**Short task**:
Search the records below for the word "name". Pull out each line that has it.

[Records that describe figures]

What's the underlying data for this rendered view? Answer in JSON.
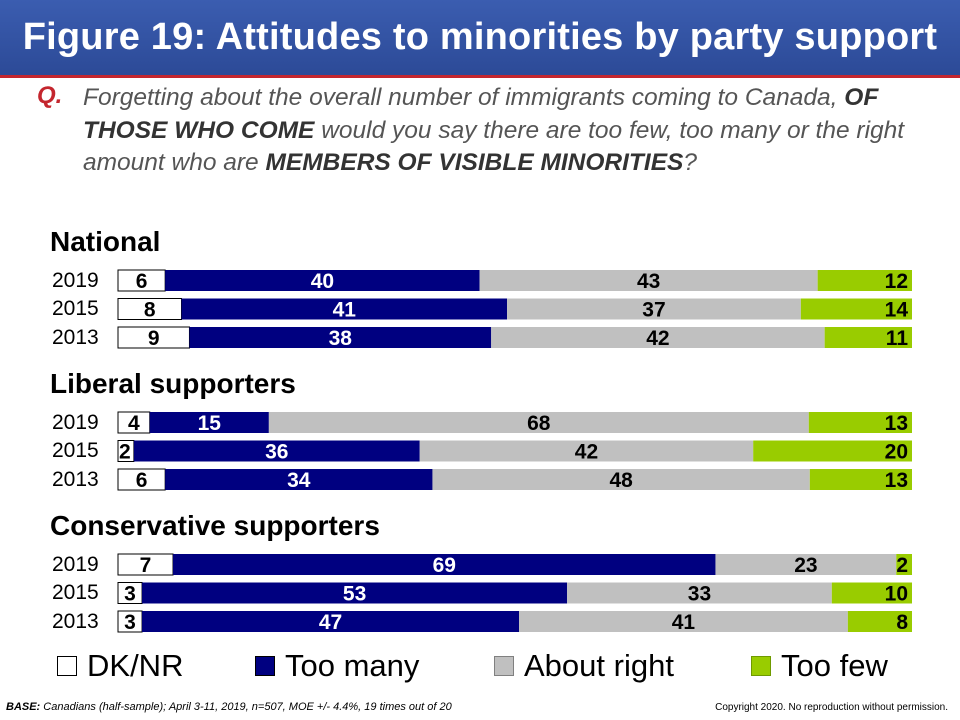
{
  "title": "Figure 19: Attitudes to minorities by party support",
  "question": {
    "label": "Q.",
    "parts": [
      {
        "text": "Forgetting about the overall number of immigrants coming to Canada, ",
        "bold": false
      },
      {
        "text": "OF THOSE WHO COME",
        "bold": true
      },
      {
        "text": " would you say there are too few, too many or the right amount who are ",
        "bold": false
      },
      {
        "text": "MEMBERS OF VISIBLE MINORITIES",
        "bold": true
      },
      {
        "text": "?",
        "bold": false
      }
    ]
  },
  "legend": {
    "dk": "DK/NR",
    "too_many": "Too many",
    "about_right": "About right",
    "too_few": "Too few"
  },
  "colors": {
    "dk": "#ffffff",
    "too_many": "#000080",
    "about_right": "#c0c0c0",
    "too_few": "#99cc00",
    "header": "#2f4f9f",
    "accent": "#c4262e"
  },
  "footer": {
    "base_label": "BASE:",
    "base_text": "Canadians (half-sample);  April 3-11, 2019, n=507, MOE +/- 4.4%, 19 times out of 20",
    "copyright": "Copyright 2020. No reproduction without permission."
  },
  "chart_data": {
    "type": "bar",
    "orientation": "horizontal",
    "stacked": true,
    "series_order": [
      "DK/NR",
      "Too many",
      "About right",
      "Too few"
    ],
    "groups": [
      {
        "name": "National",
        "rows": [
          {
            "year": "2019",
            "values": [
              6,
              40,
              43,
              12
            ]
          },
          {
            "year": "2015",
            "values": [
              8,
              41,
              37,
              14
            ]
          },
          {
            "year": "2013",
            "values": [
              9,
              38,
              42,
              11
            ]
          }
        ]
      },
      {
        "name": "Liberal supporters",
        "rows": [
          {
            "year": "2019",
            "values": [
              4,
              15,
              68,
              13
            ]
          },
          {
            "year": "2015",
            "values": [
              2,
              36,
              42,
              20
            ]
          },
          {
            "year": "2013",
            "values": [
              6,
              34,
              48,
              13
            ]
          }
        ]
      },
      {
        "name": "Conservative supporters",
        "rows": [
          {
            "year": "2019",
            "values": [
              7,
              69,
              23,
              2
            ]
          },
          {
            "year": "2015",
            "values": [
              3,
              53,
              33,
              10
            ]
          },
          {
            "year": "2013",
            "values": [
              3,
              47,
              41,
              8
            ]
          }
        ]
      }
    ]
  }
}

**Output for this task**:
        "name": "National",
        "name": "Liberal supporters",
        "name": "Conservative supporters",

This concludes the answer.